-- start Recorded information --

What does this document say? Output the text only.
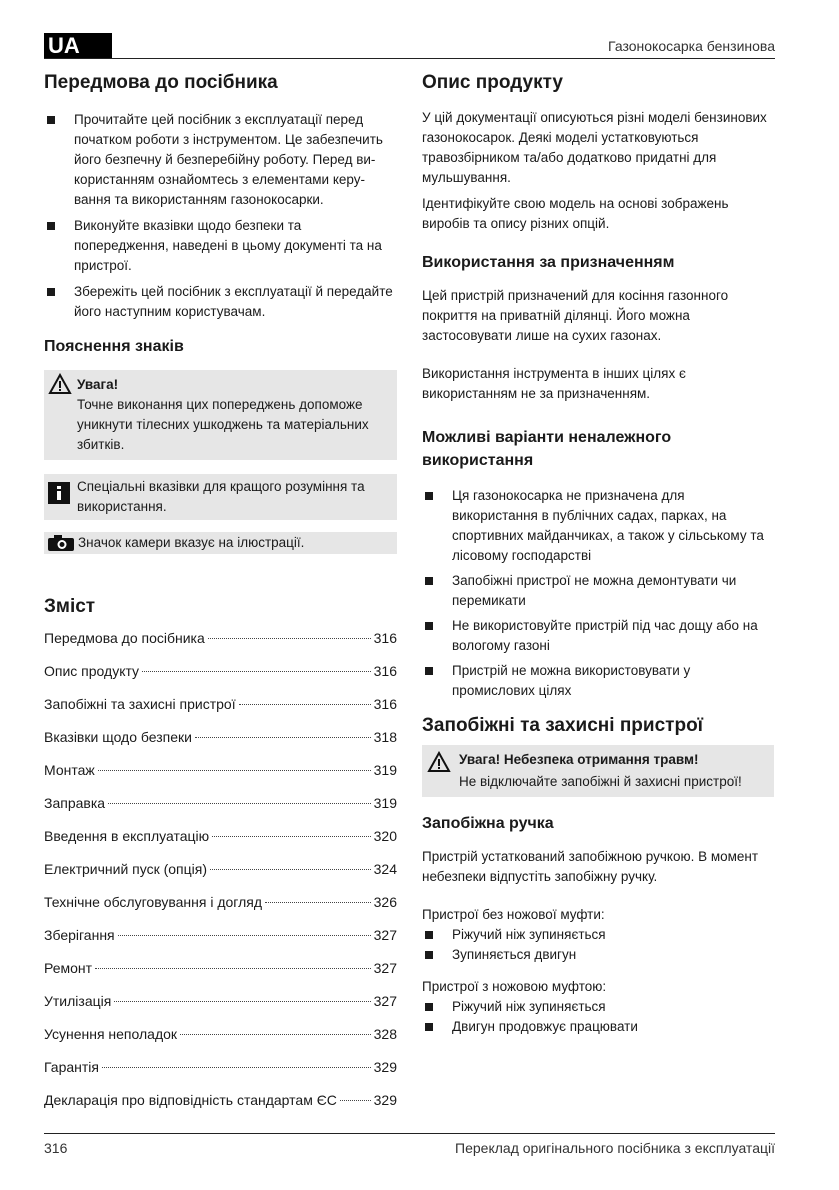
UA	Газонокосарка бензинова
Передмова до посібника
Прочитайте цей посібник з експлуатації перед початком роботи з інструментом. Це забезпечить його безпечну й безперебійну роботу. Перед ви-користанням ознайомтесь з елементами керу-вання та використанням газонокосарки.
Виконуйте вказівки щодо безпеки та попередження, наведені в цьому документі та на пристрої.
Збережіть цей посібник з експлуатації й передайте його наступним користувачам.
Пояснення знаків

Увага!

Точне виконання цих попереджень допоможе уникнути тілесних ушкоджень та матеріальних збитків.

Спеціальні вказівки для кращого розуміння та використання.

Значок камери вказує на ілюстрації.

Зміст
Передмова до посібника	316
Опис продукту	316
Запобіжні та захисні пристрої	316
Вказівки щодо безпеки	318
Монтаж	319
Заправка	319
Введення в експлуатацію	320
Електричний пуск (опція)	324
Технічне обслуговування і догляд	326
Зберігання	327
Ремонт	327
Утилізація	327
Усунення неполадок	328
Гарантія	329
Декларація про відповідність стандартам ЄС	329
Опис продукту

У цій документації описуються різні моделі бензинових газонокосарок. Деякі моделі устатковуються травозбірником та/або додатково придатні для мульшування.

Ідентифікуйте свою модель на основі зображень виробів та опису різних опцій.

Використання за призначенням

Цей пристрій призначений для косіння газонного покриття на приватній ділянці. Його можна застосовувати лише на сухих газонах.

Використання інструмента в інших цілях є використанням не за призначенням.

Можливі варіанти неналежного використання
Ця газонокосарка не призначена для використання в публічних садах, парках, на спортивних майданчиках, а також у сільському та лісовому господарстві
Запобіжні пристрої не можна демонтувати чи перемикати
Не використовуйте пристрій під час дощу або на вологому газоні
Пристрій не можна використовувати у промислових цілях
Запобіжні та захисні пристрої

Увага! Небезпека отримання травм!

Не відключайте запобіжні й захисні пристрої!

Запобіжна ручка

Пристрій устаткований запобіжною ручкою. В момент небезпеки відпустіть запобіжну ручку.

Пристрої без ножової муфти:

Ріжучий ніж зупиняється
Зупиняється двигун

Пристрої з ножовою муфтою:

Ріжучий ніж зупиняється
Двигун продовжує працювати
316	Переклад оригінального посібника з експлуатації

-- end Recorded information --

-- Given exercise --
All of the records need repeating exactly, except for the pictures.

-- Problem solution --
What does this document say? Output the text only.
UA	Газонокосарка бензинова
Передмова до посібника
Прочитайте цей посібник з експлуатації перед початком роботи з інструментом. Це забезпечить його безпечну й безперебійну роботу. Перед ви-користанням ознайомтесь з елементами керу-вання та використанням газонокосарки.
Виконуйте вказівки щодо безпеки та попередження, наведені в цьому документі та на пристрої.
Збережіть цей посібник з експлуатації й передайте його наступним користувачам.
Пояснення знаків

Увага!

Точне виконання цих попереджень допоможе уникнути тілесних ушкоджень та матеріальних збитків.

Спеціальні вказівки для кращого розуміння та використання.

Значок камери вказує на ілюстрації.

Зміст
Передмова до посібника	316
Опис продукту	316
Запобіжні та захисні пристрої	316
Вказівки щодо безпеки	318
Монтаж	319
Заправка	319
Введення в експлуатацію	320
Електричний пуск (опція)	324
Технічне обслуговування і догляд	326
Зберігання	327
Ремонт	327
Утилізація	327
Усунення неполадок	328
Гарантія	329
Декларація про відповідність стандартам ЄС	329
Опис продукту

У цій документації описуються різні моделі бензинових газонокосарок. Деякі моделі устатковуються травозбірником та/або додатково придатні для мульшування.

Ідентифікуйте свою модель на основі зображень виробів та опису різних опцій.

Використання за призначенням

Цей пристрій призначений для косіння газонного покриття на приватній ділянці. Його можна застосовувати лише на сухих газонах.

Використання інструмента в інших цілях є використанням не за призначенням.

Можливі варіанти неналежного використання
Ця газонокосарка не призначена для використання в публічних садах, парках, на спортивних майданчиках, а також у сільському та лісовому господарстві
Запобіжні пристрої не можна демонтувати чи перемикати
Не використовуйте пристрій під час дощу або на вологому газоні
Пристрій не можна використовувати у промислових цілях
Запобіжні та захисні пристрої

Увага! Небезпека отримання травм!

Не відключайте запобіжні й захисні пристрої!

Запобіжна ручка

Пристрій устаткований запобіжною ручкою. В момент небезпеки відпустіть запобіжну ручку.

Пристрої без ножової муфти:

Ріжучий ніж зупиняється
Зупиняється двигун

Пристрої з ножовою муфтою:

Ріжучий ніж зупиняється
Двигун продовжує працювати
316	Переклад оригінального посібника з експлуатації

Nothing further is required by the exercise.